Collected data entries
<<<<

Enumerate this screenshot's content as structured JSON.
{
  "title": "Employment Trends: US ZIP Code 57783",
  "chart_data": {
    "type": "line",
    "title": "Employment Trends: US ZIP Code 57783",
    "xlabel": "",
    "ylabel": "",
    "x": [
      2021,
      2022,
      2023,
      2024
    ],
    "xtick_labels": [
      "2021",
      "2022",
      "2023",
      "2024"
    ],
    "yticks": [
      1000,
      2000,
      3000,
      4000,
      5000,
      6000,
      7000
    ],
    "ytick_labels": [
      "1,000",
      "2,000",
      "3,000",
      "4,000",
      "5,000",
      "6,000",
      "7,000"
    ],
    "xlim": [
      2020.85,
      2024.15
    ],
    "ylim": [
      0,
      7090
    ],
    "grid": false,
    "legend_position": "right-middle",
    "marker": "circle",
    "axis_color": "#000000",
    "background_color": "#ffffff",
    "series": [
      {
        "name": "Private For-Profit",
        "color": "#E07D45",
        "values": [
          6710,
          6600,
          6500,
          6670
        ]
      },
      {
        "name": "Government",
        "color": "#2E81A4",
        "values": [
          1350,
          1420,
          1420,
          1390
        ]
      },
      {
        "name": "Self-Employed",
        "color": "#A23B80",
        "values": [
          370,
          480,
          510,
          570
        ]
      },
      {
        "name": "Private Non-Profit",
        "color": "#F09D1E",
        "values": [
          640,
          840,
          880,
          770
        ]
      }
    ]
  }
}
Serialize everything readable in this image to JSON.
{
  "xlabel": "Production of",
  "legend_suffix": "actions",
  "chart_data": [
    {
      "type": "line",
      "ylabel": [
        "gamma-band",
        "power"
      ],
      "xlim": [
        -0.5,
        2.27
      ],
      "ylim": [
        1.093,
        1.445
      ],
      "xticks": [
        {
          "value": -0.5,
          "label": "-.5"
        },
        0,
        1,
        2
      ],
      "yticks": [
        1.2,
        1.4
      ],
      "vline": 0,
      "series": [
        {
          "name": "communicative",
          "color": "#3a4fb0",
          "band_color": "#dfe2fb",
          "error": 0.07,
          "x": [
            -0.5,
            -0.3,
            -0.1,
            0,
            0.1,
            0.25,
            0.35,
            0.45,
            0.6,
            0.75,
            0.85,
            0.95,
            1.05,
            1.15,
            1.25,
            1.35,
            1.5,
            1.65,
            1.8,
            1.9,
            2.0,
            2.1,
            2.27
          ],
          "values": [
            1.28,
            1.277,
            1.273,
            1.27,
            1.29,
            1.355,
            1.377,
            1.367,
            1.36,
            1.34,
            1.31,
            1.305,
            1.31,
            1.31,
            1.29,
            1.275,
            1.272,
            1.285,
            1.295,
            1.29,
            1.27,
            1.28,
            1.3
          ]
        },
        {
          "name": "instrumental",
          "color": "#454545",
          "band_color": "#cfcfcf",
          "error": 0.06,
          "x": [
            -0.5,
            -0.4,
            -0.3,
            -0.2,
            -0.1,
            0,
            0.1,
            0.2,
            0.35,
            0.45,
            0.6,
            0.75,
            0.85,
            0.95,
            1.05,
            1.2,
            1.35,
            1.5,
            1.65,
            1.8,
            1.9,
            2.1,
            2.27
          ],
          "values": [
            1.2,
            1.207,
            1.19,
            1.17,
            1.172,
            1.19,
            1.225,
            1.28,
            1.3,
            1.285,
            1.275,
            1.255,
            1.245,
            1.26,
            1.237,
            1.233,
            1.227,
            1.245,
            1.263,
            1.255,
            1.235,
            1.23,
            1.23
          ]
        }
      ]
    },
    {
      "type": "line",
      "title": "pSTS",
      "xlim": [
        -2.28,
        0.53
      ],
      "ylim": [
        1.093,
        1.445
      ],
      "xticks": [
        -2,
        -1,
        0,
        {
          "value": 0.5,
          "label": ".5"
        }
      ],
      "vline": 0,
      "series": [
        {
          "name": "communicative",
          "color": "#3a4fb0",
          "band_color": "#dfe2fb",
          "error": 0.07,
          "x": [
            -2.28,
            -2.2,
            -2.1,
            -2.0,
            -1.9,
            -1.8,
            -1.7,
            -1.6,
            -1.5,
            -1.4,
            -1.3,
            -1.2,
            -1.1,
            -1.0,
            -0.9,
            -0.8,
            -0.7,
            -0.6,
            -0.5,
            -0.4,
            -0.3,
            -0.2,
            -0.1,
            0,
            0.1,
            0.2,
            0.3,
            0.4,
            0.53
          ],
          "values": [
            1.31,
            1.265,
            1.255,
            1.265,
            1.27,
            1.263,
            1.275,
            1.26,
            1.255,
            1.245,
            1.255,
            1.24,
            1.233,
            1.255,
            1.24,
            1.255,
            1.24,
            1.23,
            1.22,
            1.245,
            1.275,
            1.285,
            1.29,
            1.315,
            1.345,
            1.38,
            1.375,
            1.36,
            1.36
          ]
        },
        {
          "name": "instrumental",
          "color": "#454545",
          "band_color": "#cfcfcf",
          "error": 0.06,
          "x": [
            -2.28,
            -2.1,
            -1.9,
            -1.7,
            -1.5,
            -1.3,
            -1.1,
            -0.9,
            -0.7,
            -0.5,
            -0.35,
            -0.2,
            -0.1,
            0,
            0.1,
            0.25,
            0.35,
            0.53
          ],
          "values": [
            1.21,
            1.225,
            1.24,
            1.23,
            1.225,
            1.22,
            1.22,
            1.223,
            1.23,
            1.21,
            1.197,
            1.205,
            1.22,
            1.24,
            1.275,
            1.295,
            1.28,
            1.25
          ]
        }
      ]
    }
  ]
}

>>>>

### Directions for this task:
Transcribe the whole listing exactly.

### Correct response:
Enumerate this screenshot's content as structured JSON.
{
  "title": "Employment Trends: US ZIP Code 57783",
  "chart_data": {
    "type": "line",
    "title": "Employment Trends: US ZIP Code 57783",
    "xlabel": "",
    "ylabel": "",
    "x": [
      2021,
      2022,
      2023,
      2024
    ],
    "xtick_labels": [
      "2021",
      "2022",
      "2023",
      "2024"
    ],
    "yticks": [
      1000,
      2000,
      3000,
      4000,
      5000,
      6000,
      7000
    ],
    "ytick_labels": [
      "1,000",
      "2,000",
      "3,000",
      "4,000",
      "5,000",
      "6,000",
      "7,000"
    ],
    "xlim": [
      2020.85,
      2024.15
    ],
    "ylim": [
      0,
      7090
    ],
    "grid": false,
    "legend_position": "right-middle",
    "marker": "circle",
    "axis_color": "#000000",
    "background_color": "#ffffff",
    "series": [
      {
        "name": "Private For-Profit",
        "color": "#E07D45",
        "values": [
          6710,
          6600,
          6500,
          6670
        ]
      },
      {
        "name": "Government",
        "color": "#2E81A4",
        "values": [
          1350,
          1420,
          1420,
          1390
        ]
      },
      {
        "name": "Self-Employed",
        "color": "#A23B80",
        "values": [
          370,
          480,
          510,
          570
        ]
      },
      {
        "name": "Private Non-Profit",
        "color": "#F09D1E",
        "values": [
          640,
          840,
          880,
          770
        ]
      }
    ]
  }
}
Serialize everything readable in this image to JSON.
{
  "xlabel": "Production of",
  "legend_suffix": "actions",
  "chart_data": [
    {
      "type": "line",
      "ylabel": [
        "gamma-band",
        "power"
      ],
      "xlim": [
        -0.5,
        2.27
      ],
      "ylim": [
        1.093,
        1.445
      ],
      "xticks": [
        {
          "value": -0.5,
          "label": "-.5"
        },
        0,
        1,
        2
      ],
      "yticks": [
        1.2,
        1.4
      ],
      "vline": 0,
      "series": [
        {
          "name": "communicative",
          "color": "#3a4fb0",
          "band_color": "#dfe2fb",
          "error": 0.07,
          "x": [
            -0.5,
            -0.3,
            -0.1,
            0,
            0.1,
            0.25,
            0.35,
            0.45,
            0.6,
            0.75,
            0.85,
            0.95,
            1.05,
            1.15,
            1.25,
            1.35,
            1.5,
            1.65,
            1.8,
            1.9,
            2.0,
            2.1,
            2.27
          ],
          "values": [
            1.28,
            1.277,
            1.273,
            1.27,
            1.29,
            1.355,
            1.377,
            1.367,
            1.36,
            1.34,
            1.31,
            1.305,
            1.31,
            1.31,
            1.29,
            1.275,
            1.272,
            1.285,
            1.295,
            1.29,
            1.27,
            1.28,
            1.3
          ]
        },
        {
          "name": "instrumental",
          "color": "#454545",
          "band_color": "#cfcfcf",
          "error": 0.06,
          "x": [
            -0.5,
            -0.4,
            -0.3,
            -0.2,
            -0.1,
            0,
            0.1,
            0.2,
            0.35,
            0.45,
            0.6,
            0.75,
            0.85,
            0.95,
            1.05,
            1.2,
            1.35,
            1.5,
            1.65,
            1.8,
            1.9,
            2.1,
            2.27
          ],
          "values": [
            1.2,
            1.207,
            1.19,
            1.17,
            1.172,
            1.19,
            1.225,
            1.28,
            1.3,
            1.285,
            1.275,
            1.255,
            1.245,
            1.26,
            1.237,
            1.233,
            1.227,
            1.245,
            1.263,
            1.255,
            1.235,
            1.23,
            1.23
          ]
        }
      ]
    },
    {
      "type": "line",
      "title": "pSTS",
      "xlim": [
        -2.28,
        0.53
      ],
      "ylim": [
        1.093,
        1.445
      ],
      "xticks": [
        -2,
        -1,
        0,
        {
          "value": 0.5,
          "label": ".5"
        }
      ],
      "vline": 0,
      "series": [
        {
          "name": "communicative",
          "color": "#3a4fb0",
          "band_color": "#dfe2fb",
          "error": 0.07,
          "x": [
            -2.28,
            -2.2,
            -2.1,
            -2.0,
            -1.9,
            -1.8,
            -1.7,
            -1.6,
            -1.5,
            -1.4,
            -1.3,
            -1.2,
            -1.1,
            -1.0,
            -0.9,
            -0.8,
            -0.7,
            -0.6,
            -0.5,
            -0.4,
            -0.3,
            -0.2,
            -0.1,
            0,
            0.1,
            0.2,
            0.3,
            0.4,
            0.53
          ],
          "values": [
            1.31,
            1.265,
            1.255,
            1.265,
            1.27,
            1.263,
            1.275,
            1.26,
            1.255,
            1.245,
            1.255,
            1.24,
            1.233,
            1.255,
            1.24,
            1.255,
            1.24,
            1.23,
            1.22,
            1.245,
            1.275,
            1.285,
            1.29,
            1.315,
            1.345,
            1.38,
            1.375,
            1.36,
            1.36
          ]
        },
        {
          "name": "instrumental",
          "color": "#454545",
          "band_color": "#cfcfcf",
          "error": 0.06,
          "x": [
            -2.28,
            -2.1,
            -1.9,
            -1.7,
            -1.5,
            -1.3,
            -1.1,
            -0.9,
            -0.7,
            -0.5,
            -0.35,
            -0.2,
            -0.1,
            0,
            0.1,
            0.25,
            0.35,
            0.53
          ],
          "values": [
            1.21,
            1.225,
            1.24,
            1.23,
            1.225,
            1.22,
            1.22,
            1.223,
            1.23,
            1.21,
            1.197,
            1.205,
            1.22,
            1.24,
            1.275,
            1.295,
            1.28,
            1.25
          ]
        }
      ]
    }
  ]
}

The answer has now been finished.